▶ **Data lines**:
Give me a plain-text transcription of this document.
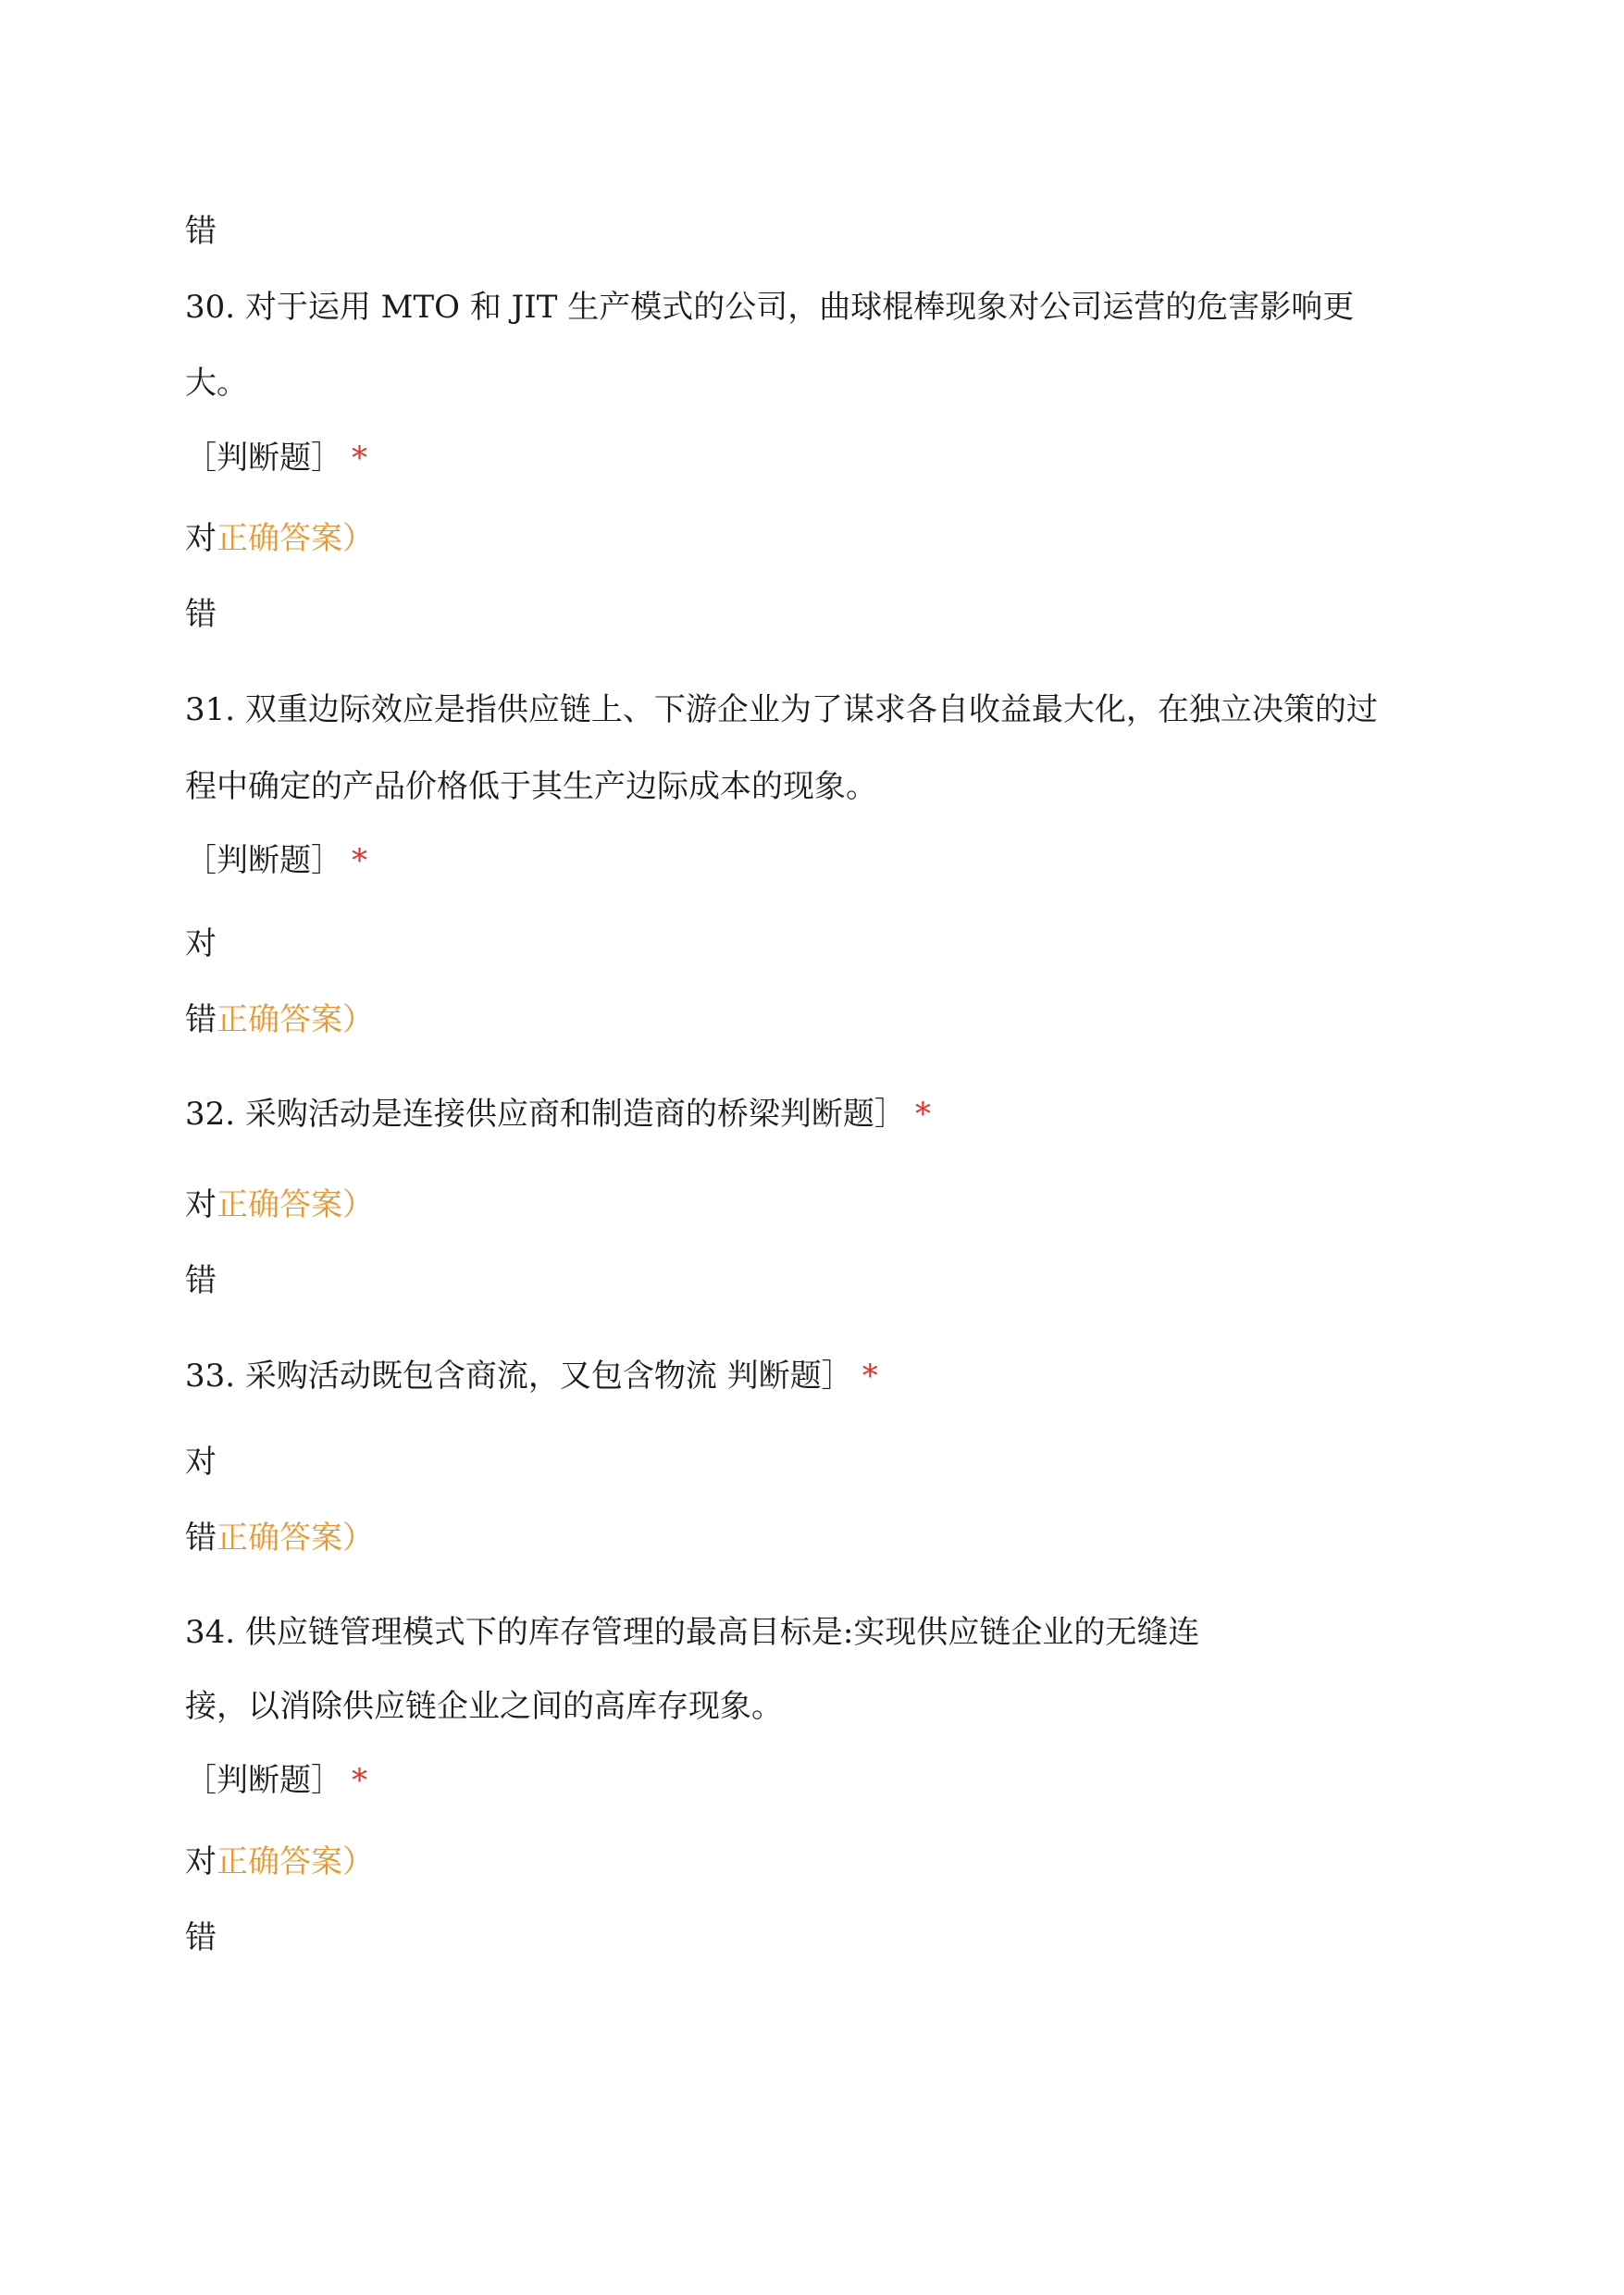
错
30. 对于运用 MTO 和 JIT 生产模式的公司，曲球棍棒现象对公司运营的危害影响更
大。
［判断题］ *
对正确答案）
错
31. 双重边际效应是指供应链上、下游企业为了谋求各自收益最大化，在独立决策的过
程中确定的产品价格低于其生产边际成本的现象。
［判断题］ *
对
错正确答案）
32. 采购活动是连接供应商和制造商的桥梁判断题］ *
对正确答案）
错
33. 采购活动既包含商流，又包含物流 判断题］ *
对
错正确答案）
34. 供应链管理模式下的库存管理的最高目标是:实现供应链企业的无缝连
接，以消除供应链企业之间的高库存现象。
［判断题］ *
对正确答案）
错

▶ **What you will do**:
Omit the pictures. Transcribe every record exactly.

▶ **Exercise output**:
Give me a plain-text transcription of this document.
错
30. 对于运用 MTO 和 JIT 生产模式的公司，曲球棍棒现象对公司运营的危害影响更
大。
［判断题］ *
对正确答案）
错
31. 双重边际效应是指供应链上、下游企业为了谋求各自收益最大化，在独立决策的过
程中确定的产品价格低于其生产边际成本的现象。
［判断题］ *
对
错正确答案）
32. 采购活动是连接供应商和制造商的桥梁判断题］ *
对正确答案）
错
33. 采购活动既包含商流，又包含物流 判断题］ *
对
错正确答案）
34. 供应链管理模式下的库存管理的最高目标是:实现供应链企业的无缝连
接，以消除供应链企业之间的高库存现象。
［判断题］ *
对正确答案）
错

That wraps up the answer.